━━━ Records

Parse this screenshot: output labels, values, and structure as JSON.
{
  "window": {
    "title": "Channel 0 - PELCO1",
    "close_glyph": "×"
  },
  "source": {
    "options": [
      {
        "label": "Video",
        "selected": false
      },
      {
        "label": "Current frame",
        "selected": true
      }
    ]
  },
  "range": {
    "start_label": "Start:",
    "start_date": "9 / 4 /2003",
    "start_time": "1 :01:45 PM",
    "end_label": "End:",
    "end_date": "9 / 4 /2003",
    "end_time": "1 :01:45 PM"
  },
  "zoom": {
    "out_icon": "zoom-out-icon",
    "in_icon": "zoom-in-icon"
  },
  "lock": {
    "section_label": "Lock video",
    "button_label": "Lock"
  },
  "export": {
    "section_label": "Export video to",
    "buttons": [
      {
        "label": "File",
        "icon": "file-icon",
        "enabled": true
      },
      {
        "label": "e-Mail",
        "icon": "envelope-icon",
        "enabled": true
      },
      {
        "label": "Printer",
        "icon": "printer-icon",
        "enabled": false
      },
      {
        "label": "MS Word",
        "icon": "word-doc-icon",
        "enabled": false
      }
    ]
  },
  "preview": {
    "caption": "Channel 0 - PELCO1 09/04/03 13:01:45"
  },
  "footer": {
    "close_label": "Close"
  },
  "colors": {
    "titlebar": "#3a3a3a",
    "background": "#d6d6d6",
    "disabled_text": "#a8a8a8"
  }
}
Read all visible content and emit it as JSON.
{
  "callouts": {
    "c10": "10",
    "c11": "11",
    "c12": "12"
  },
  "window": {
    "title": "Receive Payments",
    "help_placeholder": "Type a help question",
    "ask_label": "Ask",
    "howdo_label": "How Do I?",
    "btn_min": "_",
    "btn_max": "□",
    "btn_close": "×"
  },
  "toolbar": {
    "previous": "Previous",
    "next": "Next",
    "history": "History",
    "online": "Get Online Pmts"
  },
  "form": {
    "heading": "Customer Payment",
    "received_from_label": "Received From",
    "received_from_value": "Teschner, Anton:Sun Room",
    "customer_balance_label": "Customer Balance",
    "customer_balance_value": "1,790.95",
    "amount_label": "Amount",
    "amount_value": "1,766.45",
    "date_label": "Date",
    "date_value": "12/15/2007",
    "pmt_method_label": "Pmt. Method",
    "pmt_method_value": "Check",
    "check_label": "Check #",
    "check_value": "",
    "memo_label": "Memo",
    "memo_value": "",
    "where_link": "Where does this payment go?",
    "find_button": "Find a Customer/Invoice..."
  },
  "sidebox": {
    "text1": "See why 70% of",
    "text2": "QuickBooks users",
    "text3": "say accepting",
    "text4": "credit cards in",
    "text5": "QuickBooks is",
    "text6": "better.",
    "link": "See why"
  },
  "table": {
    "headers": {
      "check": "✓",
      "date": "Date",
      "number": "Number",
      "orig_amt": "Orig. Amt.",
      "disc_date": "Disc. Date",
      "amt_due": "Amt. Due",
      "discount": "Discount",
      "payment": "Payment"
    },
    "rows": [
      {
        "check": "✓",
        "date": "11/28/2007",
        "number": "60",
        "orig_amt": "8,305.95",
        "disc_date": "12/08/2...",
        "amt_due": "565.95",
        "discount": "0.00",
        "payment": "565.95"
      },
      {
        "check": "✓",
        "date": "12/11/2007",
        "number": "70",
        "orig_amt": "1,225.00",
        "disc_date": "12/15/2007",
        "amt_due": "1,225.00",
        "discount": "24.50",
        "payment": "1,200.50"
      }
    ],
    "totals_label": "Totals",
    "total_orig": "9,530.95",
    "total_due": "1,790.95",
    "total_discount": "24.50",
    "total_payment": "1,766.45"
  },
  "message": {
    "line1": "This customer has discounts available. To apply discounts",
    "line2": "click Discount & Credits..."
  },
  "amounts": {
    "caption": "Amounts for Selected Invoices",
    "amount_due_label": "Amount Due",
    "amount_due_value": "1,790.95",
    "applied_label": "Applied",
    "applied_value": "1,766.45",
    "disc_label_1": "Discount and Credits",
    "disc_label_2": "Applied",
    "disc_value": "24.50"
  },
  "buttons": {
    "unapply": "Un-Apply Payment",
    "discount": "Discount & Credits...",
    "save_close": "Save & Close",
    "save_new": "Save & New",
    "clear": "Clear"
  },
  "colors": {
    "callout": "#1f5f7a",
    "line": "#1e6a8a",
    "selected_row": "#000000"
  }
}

━━━━━━

* Instructions to follow:
Extract the full set of entries word for word.

* Expected output:
Parse this screenshot: output labels, values, and structure as JSON.
{
  "window": {
    "title": "Channel 0 - PELCO1",
    "close_glyph": "×"
  },
  "source": {
    "options": [
      {
        "label": "Video",
        "selected": false
      },
      {
        "label": "Current frame",
        "selected": true
      }
    ]
  },
  "range": {
    "start_label": "Start:",
    "start_date": "9 / 4 /2003",
    "start_time": "1 :01:45 PM",
    "end_label": "End:",
    "end_date": "9 / 4 /2003",
    "end_time": "1 :01:45 PM"
  },
  "zoom": {
    "out_icon": "zoom-out-icon",
    "in_icon": "zoom-in-icon"
  },
  "lock": {
    "section_label": "Lock video",
    "button_label": "Lock"
  },
  "export": {
    "section_label": "Export video to",
    "buttons": [
      {
        "label": "File",
        "icon": "file-icon",
        "enabled": true
      },
      {
        "label": "e-Mail",
        "icon": "envelope-icon",
        "enabled": true
      },
      {
        "label": "Printer",
        "icon": "printer-icon",
        "enabled": false
      },
      {
        "label": "MS Word",
        "icon": "word-doc-icon",
        "enabled": false
      }
    ]
  },
  "preview": {
    "caption": "Channel 0 - PELCO1 09/04/03 13:01:45"
  },
  "footer": {
    "close_label": "Close"
  },
  "colors": {
    "titlebar": "#3a3a3a",
    "background": "#d6d6d6",
    "disabled_text": "#a8a8a8"
  }
}
Read all visible content and emit it as JSON.
{
  "callouts": {
    "c10": "10",
    "c11": "11",
    "c12": "12"
  },
  "window": {
    "title": "Receive Payments",
    "help_placeholder": "Type a help question",
    "ask_label": "Ask",
    "howdo_label": "How Do I?",
    "btn_min": "_",
    "btn_max": "□",
    "btn_close": "×"
  },
  "toolbar": {
    "previous": "Previous",
    "next": "Next",
    "history": "History",
    "online": "Get Online Pmts"
  },
  "form": {
    "heading": "Customer Payment",
    "received_from_label": "Received From",
    "received_from_value": "Teschner, Anton:Sun Room",
    "customer_balance_label": "Customer Balance",
    "customer_balance_value": "1,790.95",
    "amount_label": "Amount",
    "amount_value": "1,766.45",
    "date_label": "Date",
    "date_value": "12/15/2007",
    "pmt_method_label": "Pmt. Method",
    "pmt_method_value": "Check",
    "check_label": "Check #",
    "check_value": "",
    "memo_label": "Memo",
    "memo_value": "",
    "where_link": "Where does this payment go?",
    "find_button": "Find a Customer/Invoice..."
  },
  "sidebox": {
    "text1": "See why 70% of",
    "text2": "QuickBooks users",
    "text3": "say accepting",
    "text4": "credit cards in",
    "text5": "QuickBooks is",
    "text6": "better.",
    "link": "See why"
  },
  "table": {
    "headers": {
      "check": "✓",
      "date": "Date",
      "number": "Number",
      "orig_amt": "Orig. Amt.",
      "disc_date": "Disc. Date",
      "amt_due": "Amt. Due",
      "discount": "Discount",
      "payment": "Payment"
    },
    "rows": [
      {
        "check": "✓",
        "date": "11/28/2007",
        "number": "60",
        "orig_amt": "8,305.95",
        "disc_date": "12/08/2...",
        "amt_due": "565.95",
        "discount": "0.00",
        "payment": "565.95"
      },
      {
        "check": "✓",
        "date": "12/11/2007",
        "number": "70",
        "orig_amt": "1,225.00",
        "disc_date": "12/15/2007",
        "amt_due": "1,225.00",
        "discount": "24.50",
        "payment": "1,200.50"
      }
    ],
    "totals_label": "Totals",
    "total_orig": "9,530.95",
    "total_due": "1,790.95",
    "total_discount": "24.50",
    "total_payment": "1,766.45"
  },
  "message": {
    "line1": "This customer has discounts available. To apply discounts",
    "line2": "click Discount & Credits..."
  },
  "amounts": {
    "caption": "Amounts for Selected Invoices",
    "amount_due_label": "Amount Due",
    "amount_due_value": "1,790.95",
    "applied_label": "Applied",
    "applied_value": "1,766.45",
    "disc_label_1": "Discount and Credits",
    "disc_label_2": "Applied",
    "disc_value": "24.50"
  },
  "buttons": {
    "unapply": "Un-Apply Payment",
    "discount": "Discount & Credits...",
    "save_close": "Save & Close",
    "save_new": "Save & New",
    "clear": "Clear"
  },
  "colors": {
    "callout": "#1f5f7a",
    "line": "#1e6a8a",
    "selected_row": "#000000"
  }
}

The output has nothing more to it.